**Required task:** Copy every line of the data that includes the string "энергоэффективных".

**Records for this exercise:**
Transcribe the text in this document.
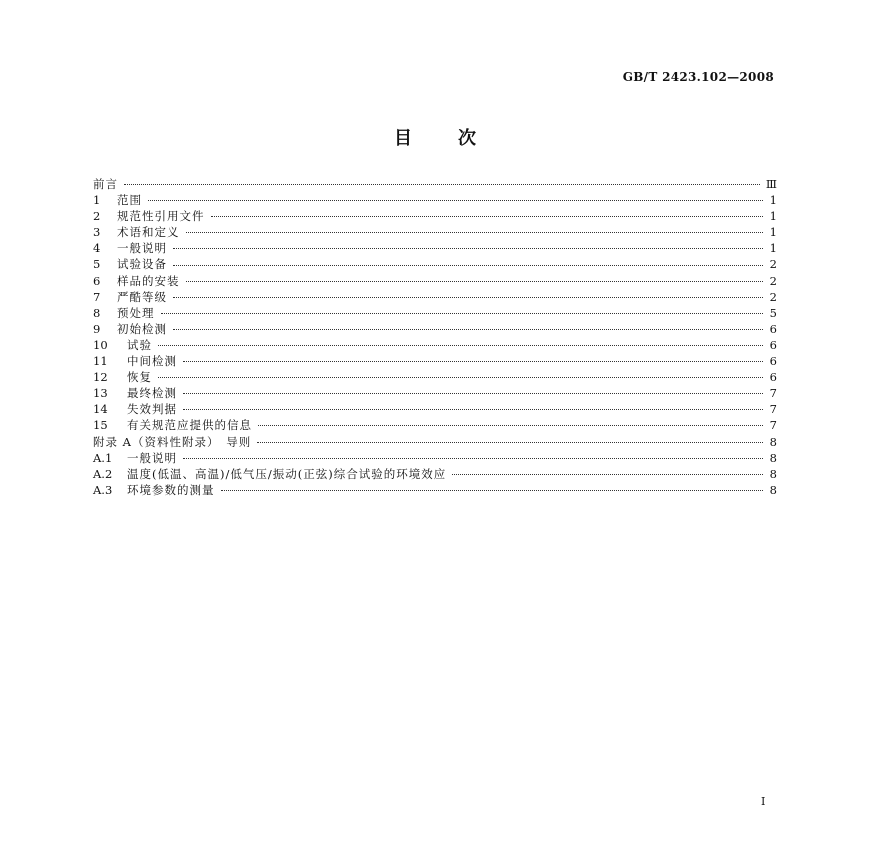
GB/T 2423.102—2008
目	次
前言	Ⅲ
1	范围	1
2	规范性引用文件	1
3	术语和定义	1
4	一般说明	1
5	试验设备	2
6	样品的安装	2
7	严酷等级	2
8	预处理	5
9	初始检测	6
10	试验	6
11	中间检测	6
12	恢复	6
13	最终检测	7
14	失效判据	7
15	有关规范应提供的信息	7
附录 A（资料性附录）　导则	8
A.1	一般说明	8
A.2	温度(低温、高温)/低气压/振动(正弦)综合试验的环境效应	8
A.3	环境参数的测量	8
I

---

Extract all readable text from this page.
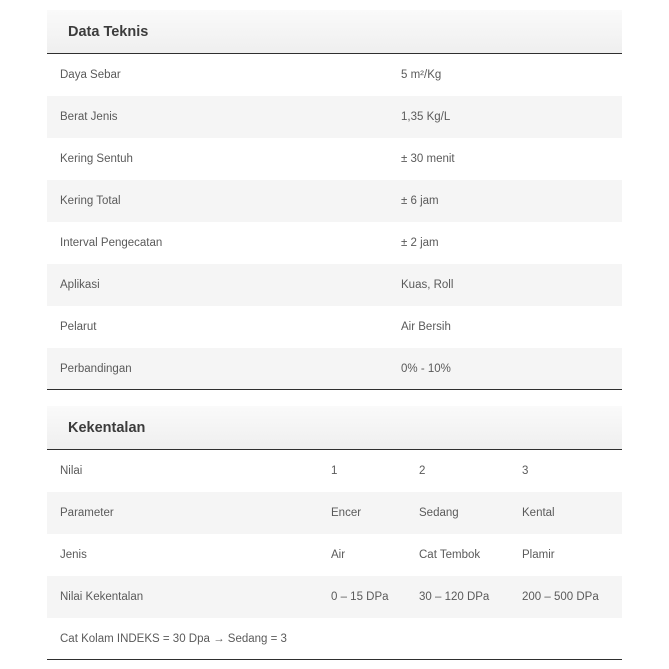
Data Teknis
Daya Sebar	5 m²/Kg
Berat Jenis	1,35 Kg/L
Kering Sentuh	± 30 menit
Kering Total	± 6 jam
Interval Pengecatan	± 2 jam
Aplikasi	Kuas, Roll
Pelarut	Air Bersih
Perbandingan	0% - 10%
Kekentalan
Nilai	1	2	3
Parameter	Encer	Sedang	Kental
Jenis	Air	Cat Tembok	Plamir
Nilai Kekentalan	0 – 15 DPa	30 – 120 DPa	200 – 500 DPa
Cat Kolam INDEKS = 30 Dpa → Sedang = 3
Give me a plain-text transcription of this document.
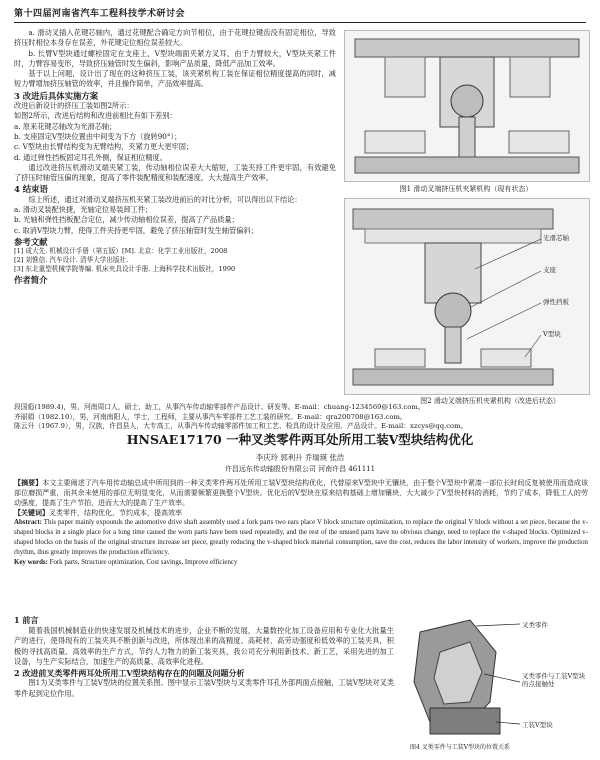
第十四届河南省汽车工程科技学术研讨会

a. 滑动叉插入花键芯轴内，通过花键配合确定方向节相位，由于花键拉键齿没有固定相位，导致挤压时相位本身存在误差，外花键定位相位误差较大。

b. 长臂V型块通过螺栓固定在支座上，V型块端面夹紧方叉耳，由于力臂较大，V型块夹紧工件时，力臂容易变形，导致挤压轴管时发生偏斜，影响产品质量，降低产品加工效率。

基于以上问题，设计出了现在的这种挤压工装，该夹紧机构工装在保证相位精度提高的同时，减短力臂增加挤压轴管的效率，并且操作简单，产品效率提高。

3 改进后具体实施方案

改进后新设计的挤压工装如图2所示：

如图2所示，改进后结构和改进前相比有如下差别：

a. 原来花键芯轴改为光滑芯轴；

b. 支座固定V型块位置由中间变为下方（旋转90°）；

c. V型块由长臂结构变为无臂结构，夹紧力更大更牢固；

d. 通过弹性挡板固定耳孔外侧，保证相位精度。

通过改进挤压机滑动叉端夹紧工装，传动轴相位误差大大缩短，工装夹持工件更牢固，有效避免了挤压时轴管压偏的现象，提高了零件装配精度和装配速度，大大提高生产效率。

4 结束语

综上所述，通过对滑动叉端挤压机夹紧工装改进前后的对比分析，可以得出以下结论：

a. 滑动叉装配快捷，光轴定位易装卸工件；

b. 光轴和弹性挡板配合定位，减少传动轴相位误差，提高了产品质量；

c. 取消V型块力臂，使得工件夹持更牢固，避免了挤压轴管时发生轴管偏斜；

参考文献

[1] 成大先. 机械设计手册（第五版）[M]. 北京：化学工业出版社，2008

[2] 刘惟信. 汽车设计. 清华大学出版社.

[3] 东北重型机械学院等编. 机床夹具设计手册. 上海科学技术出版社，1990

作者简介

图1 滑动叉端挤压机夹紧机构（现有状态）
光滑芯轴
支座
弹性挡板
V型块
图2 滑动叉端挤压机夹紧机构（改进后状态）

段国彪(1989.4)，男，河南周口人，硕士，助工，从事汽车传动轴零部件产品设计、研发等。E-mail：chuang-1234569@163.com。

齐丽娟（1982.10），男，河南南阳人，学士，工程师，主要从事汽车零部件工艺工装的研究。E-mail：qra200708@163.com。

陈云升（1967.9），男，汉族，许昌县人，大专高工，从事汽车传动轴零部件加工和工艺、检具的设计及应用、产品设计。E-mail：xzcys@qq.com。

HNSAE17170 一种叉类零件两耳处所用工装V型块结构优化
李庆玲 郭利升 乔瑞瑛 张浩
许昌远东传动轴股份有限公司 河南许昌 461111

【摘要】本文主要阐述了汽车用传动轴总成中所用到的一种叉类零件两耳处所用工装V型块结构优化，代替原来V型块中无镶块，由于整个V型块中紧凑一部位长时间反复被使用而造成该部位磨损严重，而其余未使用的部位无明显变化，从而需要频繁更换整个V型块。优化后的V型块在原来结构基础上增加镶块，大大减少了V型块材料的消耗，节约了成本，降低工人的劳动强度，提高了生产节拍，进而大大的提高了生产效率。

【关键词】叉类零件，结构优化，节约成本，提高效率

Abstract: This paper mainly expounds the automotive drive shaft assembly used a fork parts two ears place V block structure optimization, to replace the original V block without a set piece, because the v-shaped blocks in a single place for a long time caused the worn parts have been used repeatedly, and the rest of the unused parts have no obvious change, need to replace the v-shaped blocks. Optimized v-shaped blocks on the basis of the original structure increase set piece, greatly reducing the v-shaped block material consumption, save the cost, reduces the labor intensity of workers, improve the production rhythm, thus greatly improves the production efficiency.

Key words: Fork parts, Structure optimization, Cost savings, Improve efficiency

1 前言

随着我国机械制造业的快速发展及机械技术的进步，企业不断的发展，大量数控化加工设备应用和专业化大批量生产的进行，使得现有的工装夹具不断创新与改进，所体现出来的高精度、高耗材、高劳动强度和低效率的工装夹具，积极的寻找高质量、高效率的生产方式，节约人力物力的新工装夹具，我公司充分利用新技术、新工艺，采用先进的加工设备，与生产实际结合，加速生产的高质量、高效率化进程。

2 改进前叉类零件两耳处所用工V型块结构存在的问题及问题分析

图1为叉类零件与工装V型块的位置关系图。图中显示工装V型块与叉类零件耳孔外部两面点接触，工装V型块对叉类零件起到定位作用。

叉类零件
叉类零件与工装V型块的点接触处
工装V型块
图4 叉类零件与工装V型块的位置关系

---

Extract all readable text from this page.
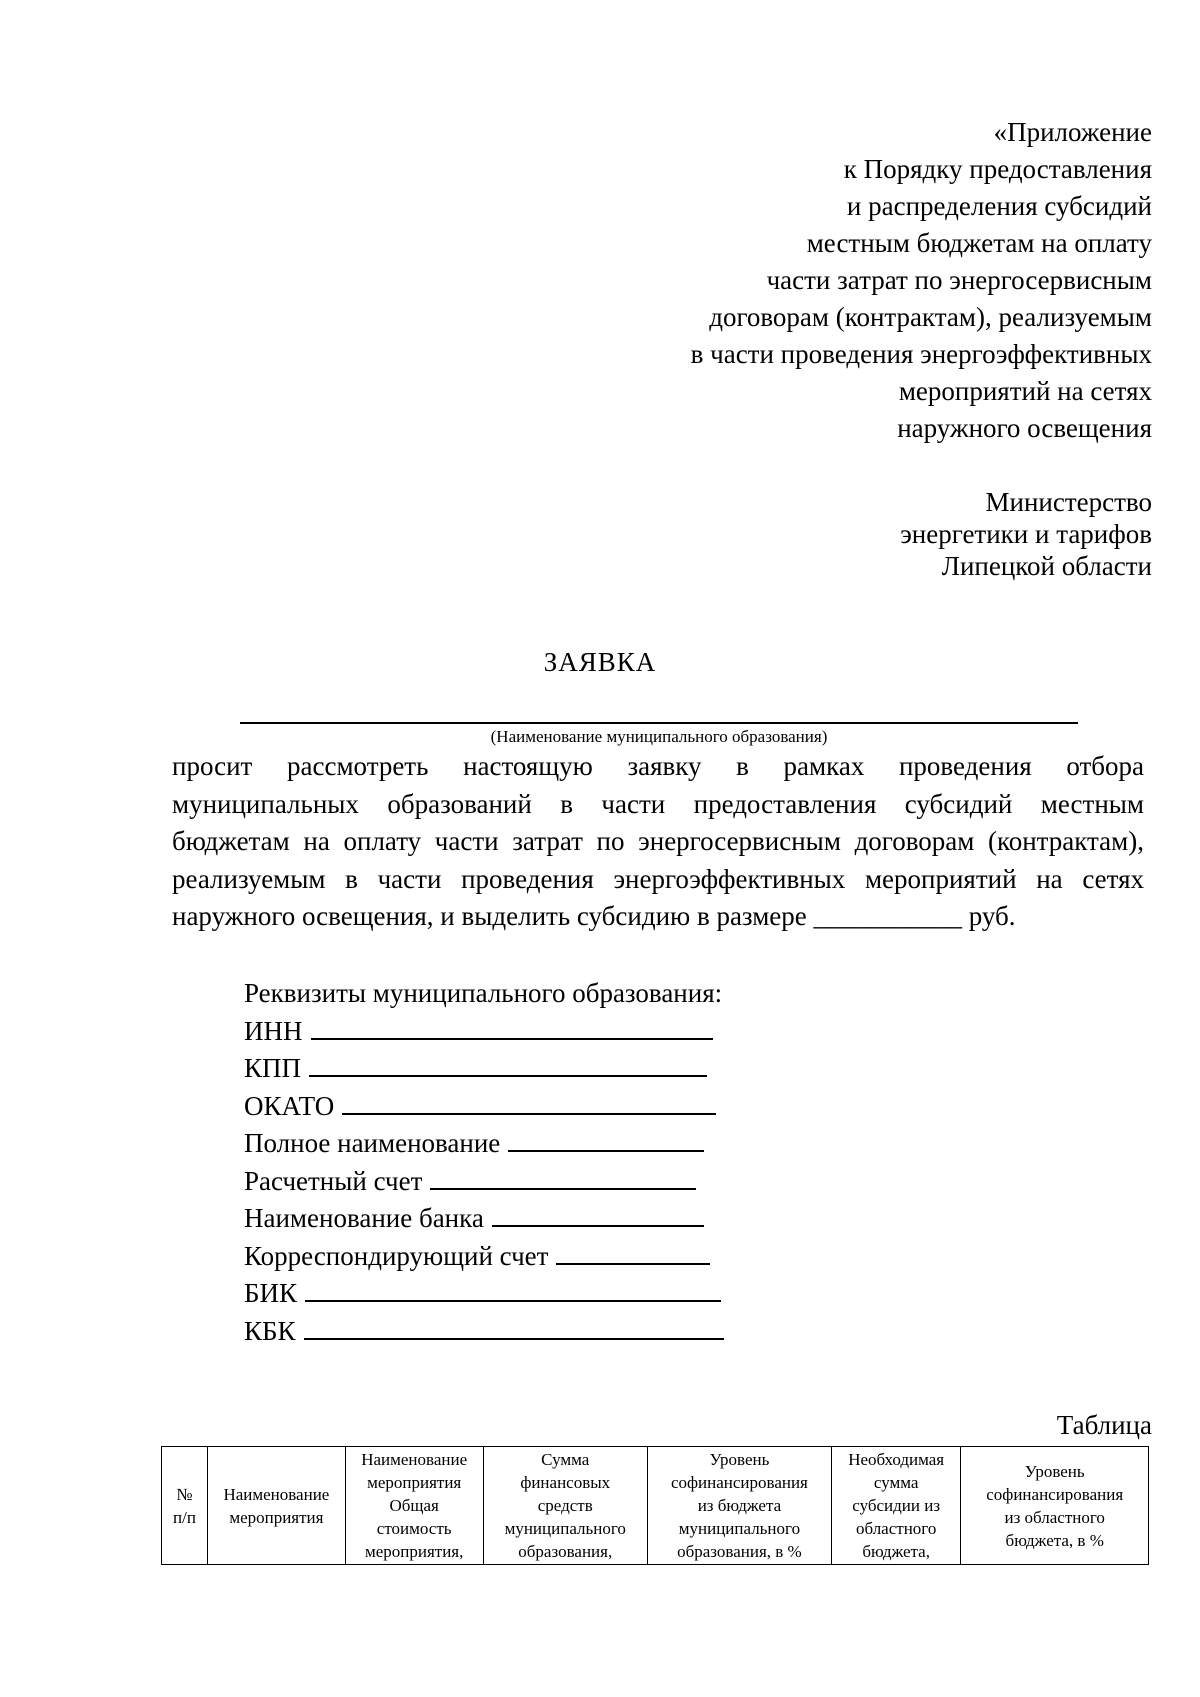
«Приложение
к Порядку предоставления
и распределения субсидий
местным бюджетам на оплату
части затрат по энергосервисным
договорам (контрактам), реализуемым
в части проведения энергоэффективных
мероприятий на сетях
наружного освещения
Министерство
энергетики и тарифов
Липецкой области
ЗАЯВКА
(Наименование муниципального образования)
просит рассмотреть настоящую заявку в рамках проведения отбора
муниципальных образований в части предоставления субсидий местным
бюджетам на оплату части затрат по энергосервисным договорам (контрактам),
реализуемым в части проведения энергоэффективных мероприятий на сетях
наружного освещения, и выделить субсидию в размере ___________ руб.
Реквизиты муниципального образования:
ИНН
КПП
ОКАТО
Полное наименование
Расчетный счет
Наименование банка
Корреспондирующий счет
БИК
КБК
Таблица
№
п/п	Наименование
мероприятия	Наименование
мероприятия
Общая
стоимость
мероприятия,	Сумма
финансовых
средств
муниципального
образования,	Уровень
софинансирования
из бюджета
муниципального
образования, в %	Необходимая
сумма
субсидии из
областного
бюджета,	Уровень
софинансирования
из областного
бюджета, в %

**Completed exercise:**
в части проведения энергоэффективных
реализуемым в части проведения энергоэффективных мероприятий на сетях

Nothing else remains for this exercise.